WHAT THE TASK REQUIRES: Scan the records for the word "Electrical". Copy each line that includes it.

SOURCE DATA:
>>>>>

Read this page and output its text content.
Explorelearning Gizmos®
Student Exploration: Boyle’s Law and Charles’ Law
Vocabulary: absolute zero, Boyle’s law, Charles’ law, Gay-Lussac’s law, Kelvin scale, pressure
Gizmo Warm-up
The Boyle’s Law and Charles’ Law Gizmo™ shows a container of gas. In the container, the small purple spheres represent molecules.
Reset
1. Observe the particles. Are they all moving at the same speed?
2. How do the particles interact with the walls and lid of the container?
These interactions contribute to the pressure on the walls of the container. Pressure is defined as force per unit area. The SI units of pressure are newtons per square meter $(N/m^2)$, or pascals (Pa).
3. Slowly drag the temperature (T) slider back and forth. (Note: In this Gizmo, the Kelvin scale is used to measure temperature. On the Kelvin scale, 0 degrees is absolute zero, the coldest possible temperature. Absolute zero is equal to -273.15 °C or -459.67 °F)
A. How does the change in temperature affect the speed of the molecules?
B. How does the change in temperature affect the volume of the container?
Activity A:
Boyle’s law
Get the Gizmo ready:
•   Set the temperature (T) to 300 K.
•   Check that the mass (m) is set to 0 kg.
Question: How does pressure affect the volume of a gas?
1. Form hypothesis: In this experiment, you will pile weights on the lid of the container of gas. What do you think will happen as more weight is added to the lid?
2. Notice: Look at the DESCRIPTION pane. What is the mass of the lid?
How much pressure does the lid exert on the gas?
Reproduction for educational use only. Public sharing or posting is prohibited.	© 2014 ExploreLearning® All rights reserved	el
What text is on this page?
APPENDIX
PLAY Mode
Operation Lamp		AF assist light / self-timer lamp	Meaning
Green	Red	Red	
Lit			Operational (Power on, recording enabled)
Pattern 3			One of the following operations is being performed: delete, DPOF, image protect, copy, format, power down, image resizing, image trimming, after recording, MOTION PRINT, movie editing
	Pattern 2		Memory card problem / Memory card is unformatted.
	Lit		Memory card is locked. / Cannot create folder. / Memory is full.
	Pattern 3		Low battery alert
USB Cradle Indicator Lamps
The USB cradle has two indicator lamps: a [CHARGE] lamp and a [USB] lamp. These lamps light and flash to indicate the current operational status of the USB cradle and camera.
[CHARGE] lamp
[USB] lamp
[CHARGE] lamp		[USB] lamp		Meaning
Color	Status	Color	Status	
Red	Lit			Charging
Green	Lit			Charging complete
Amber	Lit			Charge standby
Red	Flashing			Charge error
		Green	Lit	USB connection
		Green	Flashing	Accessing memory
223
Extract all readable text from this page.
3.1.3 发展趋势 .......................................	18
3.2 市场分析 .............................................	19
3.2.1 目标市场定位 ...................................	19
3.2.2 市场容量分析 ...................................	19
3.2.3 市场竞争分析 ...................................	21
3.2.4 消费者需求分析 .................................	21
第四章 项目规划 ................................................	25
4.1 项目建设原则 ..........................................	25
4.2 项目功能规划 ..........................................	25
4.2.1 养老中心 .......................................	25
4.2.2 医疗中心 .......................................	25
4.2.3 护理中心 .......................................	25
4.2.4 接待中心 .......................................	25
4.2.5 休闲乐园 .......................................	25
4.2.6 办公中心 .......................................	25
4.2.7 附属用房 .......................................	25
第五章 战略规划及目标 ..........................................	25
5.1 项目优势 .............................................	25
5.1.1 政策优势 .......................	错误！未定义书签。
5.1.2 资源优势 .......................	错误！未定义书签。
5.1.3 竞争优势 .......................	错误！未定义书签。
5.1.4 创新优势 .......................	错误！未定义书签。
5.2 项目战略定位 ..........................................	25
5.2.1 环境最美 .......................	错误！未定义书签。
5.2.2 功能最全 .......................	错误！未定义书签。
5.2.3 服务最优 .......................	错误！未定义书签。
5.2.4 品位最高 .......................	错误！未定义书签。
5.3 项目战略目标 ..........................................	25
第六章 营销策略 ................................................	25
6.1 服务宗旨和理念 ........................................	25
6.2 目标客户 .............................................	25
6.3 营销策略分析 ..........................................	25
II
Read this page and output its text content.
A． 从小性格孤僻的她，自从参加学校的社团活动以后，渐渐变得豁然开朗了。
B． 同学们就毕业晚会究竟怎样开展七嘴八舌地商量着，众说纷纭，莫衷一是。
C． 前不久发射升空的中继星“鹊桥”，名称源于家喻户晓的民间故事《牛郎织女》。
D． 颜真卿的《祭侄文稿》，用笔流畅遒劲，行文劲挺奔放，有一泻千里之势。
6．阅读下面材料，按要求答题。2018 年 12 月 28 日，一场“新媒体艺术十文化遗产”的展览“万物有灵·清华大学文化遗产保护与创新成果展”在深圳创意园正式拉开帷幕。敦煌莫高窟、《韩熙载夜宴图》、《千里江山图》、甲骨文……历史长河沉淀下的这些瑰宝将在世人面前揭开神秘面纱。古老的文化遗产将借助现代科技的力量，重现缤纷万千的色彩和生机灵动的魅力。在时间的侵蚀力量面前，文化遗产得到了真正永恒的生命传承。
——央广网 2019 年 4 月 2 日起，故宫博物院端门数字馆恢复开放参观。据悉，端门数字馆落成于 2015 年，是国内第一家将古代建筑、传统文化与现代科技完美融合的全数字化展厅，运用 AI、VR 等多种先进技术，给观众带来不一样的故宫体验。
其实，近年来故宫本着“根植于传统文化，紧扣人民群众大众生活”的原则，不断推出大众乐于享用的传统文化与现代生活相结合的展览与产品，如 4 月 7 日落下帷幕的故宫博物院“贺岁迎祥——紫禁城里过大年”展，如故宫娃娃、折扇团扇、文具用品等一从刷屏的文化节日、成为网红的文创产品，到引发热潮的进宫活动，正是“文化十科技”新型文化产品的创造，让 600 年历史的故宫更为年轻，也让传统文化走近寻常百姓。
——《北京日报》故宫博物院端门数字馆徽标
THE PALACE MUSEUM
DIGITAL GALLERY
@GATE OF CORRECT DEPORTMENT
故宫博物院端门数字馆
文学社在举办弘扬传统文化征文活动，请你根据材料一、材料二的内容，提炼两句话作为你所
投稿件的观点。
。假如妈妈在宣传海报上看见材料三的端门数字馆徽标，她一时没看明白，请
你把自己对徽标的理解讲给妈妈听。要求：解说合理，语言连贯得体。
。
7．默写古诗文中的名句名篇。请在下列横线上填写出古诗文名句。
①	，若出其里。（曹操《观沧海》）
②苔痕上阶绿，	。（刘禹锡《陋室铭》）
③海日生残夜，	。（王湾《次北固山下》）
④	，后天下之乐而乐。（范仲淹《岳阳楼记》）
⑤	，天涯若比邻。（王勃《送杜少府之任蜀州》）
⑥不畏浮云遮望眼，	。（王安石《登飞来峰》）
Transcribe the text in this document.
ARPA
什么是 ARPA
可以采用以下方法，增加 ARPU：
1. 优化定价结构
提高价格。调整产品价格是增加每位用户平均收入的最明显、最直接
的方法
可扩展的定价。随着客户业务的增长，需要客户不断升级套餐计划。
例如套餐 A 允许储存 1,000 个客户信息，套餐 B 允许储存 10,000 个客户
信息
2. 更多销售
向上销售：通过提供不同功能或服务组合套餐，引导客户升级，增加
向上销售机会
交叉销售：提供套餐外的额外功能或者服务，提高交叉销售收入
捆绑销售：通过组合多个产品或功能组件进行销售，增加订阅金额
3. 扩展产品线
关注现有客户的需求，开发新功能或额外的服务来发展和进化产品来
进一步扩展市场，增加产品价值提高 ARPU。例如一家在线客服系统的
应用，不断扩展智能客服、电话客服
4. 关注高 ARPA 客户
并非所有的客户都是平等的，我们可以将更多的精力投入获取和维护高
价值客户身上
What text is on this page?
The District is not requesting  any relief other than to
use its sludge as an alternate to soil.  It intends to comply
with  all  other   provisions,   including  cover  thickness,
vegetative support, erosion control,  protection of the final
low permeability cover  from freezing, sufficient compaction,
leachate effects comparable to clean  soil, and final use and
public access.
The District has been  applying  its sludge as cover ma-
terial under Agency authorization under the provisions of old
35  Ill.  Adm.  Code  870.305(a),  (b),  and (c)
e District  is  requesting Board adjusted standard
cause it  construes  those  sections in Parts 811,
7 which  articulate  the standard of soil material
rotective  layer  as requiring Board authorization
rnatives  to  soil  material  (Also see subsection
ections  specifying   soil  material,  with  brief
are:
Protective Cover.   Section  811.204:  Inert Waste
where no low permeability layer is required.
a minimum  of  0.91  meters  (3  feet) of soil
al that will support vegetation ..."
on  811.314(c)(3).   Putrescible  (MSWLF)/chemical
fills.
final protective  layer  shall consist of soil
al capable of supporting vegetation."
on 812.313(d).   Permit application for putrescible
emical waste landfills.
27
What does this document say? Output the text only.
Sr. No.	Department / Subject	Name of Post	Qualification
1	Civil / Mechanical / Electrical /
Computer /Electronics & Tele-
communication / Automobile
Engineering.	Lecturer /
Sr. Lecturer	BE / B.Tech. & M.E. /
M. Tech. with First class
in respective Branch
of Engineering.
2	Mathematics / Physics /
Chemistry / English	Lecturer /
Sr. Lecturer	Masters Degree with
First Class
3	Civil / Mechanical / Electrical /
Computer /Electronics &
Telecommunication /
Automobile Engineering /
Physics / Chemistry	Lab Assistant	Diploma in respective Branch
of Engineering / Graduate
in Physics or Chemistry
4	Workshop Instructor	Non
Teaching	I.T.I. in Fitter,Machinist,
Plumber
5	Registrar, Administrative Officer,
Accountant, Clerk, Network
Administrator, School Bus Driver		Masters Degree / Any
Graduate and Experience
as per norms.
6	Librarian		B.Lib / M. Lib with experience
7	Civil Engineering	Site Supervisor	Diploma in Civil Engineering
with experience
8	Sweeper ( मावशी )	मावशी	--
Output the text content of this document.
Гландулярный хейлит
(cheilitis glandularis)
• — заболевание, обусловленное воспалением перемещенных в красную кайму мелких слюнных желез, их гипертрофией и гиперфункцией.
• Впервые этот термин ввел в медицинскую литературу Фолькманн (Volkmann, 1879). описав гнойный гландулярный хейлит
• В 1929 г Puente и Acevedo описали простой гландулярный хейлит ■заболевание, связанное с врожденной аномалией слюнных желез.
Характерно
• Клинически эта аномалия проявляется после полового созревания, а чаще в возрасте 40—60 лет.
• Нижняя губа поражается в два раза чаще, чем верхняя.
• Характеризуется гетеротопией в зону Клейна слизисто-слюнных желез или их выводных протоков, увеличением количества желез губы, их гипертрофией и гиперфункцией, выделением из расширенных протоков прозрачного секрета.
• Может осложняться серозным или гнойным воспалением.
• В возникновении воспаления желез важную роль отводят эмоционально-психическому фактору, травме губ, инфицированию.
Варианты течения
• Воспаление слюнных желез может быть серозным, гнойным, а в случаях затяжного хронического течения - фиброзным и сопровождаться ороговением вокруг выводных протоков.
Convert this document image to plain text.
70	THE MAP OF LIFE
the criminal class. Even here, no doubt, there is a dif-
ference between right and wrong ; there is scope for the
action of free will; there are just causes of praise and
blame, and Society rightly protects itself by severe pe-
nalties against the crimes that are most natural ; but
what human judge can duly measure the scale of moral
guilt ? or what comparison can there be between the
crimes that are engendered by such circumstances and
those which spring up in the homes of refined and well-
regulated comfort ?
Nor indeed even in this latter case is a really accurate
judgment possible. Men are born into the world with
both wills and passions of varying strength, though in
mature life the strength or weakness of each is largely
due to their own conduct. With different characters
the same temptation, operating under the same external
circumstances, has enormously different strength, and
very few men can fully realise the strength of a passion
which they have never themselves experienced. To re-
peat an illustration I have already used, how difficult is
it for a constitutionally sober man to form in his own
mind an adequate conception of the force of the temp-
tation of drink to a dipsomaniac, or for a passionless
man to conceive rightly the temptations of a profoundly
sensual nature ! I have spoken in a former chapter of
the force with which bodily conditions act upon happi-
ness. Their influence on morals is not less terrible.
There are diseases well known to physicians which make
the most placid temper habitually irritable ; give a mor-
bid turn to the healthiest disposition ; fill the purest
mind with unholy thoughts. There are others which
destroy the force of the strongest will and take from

<<<<<

SOLUTION BELOW:
1	Civil / Mechanical / Electrical /
3	Civil / Mechanical / Electrical /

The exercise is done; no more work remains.